Supplied information
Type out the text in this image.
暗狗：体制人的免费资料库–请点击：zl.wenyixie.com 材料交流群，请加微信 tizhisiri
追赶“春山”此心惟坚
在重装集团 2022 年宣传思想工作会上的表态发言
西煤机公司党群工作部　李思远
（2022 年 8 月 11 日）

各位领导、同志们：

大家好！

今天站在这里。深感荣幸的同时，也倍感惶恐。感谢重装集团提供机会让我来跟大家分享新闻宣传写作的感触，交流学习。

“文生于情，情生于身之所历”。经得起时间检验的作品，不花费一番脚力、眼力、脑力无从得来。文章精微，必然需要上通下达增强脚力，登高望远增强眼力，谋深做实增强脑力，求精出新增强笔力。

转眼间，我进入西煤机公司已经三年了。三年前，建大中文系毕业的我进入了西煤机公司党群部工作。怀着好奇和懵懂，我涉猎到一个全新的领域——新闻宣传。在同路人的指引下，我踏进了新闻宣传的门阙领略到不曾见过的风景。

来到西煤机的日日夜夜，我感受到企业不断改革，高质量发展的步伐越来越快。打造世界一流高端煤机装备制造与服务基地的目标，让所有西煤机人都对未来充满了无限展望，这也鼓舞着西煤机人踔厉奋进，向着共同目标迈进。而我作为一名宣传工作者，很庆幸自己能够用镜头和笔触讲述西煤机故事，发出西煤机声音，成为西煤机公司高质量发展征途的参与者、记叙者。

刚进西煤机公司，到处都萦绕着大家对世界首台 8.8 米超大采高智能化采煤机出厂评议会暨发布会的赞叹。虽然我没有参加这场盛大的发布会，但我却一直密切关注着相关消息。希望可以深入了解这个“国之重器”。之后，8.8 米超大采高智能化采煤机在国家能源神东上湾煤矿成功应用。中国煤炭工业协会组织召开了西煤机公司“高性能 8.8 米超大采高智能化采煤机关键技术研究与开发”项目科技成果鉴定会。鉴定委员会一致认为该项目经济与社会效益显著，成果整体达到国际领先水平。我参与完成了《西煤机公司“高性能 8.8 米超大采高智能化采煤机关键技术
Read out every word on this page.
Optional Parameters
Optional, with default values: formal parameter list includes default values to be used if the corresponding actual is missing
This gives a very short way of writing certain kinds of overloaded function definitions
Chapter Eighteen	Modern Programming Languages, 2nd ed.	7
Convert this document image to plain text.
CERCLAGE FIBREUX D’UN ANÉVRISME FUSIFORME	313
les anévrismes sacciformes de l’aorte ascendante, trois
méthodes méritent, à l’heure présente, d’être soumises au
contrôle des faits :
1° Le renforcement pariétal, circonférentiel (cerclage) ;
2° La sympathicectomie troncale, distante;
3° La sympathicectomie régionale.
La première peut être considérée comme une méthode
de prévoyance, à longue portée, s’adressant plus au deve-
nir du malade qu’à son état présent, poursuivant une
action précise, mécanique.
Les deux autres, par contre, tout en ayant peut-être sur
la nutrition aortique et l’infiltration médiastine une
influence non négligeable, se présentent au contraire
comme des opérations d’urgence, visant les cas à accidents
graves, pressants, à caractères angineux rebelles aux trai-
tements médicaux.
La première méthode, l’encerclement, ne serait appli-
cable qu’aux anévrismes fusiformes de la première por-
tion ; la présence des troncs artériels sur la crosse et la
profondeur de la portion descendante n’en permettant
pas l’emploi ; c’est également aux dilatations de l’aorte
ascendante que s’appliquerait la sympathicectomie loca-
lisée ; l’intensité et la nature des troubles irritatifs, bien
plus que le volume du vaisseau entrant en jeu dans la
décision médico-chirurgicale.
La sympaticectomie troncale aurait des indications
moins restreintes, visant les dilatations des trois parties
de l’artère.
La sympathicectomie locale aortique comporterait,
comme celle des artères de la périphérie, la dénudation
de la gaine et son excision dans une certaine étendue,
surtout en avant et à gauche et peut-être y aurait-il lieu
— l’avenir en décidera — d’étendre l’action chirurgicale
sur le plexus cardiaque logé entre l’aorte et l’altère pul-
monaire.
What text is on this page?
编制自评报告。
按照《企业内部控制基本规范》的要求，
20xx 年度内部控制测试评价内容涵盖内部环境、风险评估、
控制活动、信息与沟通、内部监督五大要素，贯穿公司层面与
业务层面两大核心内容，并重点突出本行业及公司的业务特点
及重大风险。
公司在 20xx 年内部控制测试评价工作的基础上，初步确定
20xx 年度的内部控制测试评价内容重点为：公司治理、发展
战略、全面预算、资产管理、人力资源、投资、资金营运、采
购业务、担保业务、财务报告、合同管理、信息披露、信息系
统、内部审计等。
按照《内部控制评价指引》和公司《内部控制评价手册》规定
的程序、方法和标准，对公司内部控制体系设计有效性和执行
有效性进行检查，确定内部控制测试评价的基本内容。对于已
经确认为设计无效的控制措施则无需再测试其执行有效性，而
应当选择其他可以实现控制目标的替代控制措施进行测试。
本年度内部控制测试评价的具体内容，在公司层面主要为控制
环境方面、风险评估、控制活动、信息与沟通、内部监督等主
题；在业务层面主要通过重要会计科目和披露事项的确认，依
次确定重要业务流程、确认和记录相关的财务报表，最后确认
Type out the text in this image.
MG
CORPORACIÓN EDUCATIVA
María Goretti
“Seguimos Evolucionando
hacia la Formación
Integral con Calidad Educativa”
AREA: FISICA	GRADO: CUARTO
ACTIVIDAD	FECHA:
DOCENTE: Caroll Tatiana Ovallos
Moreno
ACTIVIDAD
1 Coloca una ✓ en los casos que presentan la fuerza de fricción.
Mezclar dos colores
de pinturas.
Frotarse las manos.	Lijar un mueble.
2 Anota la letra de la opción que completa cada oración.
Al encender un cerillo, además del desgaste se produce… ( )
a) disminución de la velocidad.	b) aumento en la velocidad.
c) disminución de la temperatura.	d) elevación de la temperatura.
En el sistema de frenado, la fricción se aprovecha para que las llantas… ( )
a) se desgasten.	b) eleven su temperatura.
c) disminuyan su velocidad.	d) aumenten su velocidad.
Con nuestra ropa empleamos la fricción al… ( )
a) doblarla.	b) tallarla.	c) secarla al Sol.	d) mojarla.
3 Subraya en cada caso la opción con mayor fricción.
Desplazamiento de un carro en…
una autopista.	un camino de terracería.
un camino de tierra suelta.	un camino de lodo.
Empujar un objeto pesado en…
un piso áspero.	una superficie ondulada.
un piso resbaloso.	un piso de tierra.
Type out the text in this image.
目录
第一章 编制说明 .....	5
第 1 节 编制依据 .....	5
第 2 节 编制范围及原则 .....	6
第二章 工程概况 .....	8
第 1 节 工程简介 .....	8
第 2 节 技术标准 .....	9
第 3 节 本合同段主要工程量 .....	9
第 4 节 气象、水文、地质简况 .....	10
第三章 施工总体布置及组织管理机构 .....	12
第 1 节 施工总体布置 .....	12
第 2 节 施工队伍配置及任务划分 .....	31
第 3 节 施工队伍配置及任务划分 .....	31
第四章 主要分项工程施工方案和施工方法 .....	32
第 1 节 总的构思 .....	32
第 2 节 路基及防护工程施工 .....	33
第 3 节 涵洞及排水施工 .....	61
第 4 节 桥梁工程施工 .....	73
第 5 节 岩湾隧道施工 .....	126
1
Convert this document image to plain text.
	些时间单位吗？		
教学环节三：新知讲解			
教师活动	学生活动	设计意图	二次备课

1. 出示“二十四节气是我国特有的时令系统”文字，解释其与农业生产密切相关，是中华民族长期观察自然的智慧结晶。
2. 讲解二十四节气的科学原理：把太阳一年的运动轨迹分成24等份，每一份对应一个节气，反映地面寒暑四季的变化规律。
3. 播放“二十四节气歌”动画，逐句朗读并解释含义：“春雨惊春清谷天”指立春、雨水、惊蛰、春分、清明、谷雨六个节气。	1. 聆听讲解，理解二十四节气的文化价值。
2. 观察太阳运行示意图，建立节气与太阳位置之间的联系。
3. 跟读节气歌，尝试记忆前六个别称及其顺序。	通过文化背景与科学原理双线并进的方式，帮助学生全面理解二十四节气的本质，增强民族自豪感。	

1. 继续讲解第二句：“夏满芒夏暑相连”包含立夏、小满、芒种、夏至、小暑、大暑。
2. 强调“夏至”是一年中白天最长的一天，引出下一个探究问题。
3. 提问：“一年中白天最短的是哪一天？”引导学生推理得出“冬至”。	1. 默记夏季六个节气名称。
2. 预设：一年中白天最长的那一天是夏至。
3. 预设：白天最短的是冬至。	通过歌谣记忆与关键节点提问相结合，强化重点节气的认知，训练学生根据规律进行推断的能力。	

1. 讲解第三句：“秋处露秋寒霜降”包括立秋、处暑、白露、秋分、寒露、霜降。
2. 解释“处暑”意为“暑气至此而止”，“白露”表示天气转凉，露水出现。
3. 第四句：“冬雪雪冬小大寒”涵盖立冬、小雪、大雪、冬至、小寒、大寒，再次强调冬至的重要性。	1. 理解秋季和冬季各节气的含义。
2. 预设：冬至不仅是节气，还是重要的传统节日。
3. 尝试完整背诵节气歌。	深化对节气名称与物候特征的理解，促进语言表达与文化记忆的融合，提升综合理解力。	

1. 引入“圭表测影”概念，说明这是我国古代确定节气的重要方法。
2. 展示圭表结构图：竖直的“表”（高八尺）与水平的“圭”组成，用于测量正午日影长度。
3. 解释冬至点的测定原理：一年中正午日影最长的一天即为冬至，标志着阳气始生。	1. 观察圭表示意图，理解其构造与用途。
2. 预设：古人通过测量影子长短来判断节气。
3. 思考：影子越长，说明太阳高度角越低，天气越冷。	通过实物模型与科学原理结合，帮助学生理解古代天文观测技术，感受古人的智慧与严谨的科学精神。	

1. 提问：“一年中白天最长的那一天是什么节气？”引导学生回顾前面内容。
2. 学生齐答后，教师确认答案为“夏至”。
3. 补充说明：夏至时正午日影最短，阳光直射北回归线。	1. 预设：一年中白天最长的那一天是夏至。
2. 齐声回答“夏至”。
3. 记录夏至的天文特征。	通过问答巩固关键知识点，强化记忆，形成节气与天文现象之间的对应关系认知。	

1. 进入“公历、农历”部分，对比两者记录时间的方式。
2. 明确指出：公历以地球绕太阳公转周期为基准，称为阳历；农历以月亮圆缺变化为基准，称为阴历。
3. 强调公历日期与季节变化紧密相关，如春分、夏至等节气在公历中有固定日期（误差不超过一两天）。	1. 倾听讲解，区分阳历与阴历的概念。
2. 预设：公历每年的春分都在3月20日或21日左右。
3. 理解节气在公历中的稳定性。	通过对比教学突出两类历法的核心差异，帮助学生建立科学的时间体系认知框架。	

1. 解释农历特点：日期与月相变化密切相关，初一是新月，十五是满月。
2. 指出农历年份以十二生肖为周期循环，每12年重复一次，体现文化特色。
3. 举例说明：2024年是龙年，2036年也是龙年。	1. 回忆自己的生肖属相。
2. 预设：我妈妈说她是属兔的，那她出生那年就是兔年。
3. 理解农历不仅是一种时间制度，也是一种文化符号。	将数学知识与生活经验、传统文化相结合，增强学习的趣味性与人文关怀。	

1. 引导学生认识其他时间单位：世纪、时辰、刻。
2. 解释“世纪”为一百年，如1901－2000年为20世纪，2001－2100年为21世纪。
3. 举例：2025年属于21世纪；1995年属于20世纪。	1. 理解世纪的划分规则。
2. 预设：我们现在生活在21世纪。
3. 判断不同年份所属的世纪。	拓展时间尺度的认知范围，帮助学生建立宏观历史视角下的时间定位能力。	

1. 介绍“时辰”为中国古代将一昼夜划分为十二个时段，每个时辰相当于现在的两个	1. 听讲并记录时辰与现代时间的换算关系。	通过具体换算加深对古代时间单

Task requirements
Locate the word "cada" in the entries, and copy every line where it is found.

Final result
2 Anota la letra de la opción que completa cada oración.
3 Subraya en cada caso la opción con mayor fricción.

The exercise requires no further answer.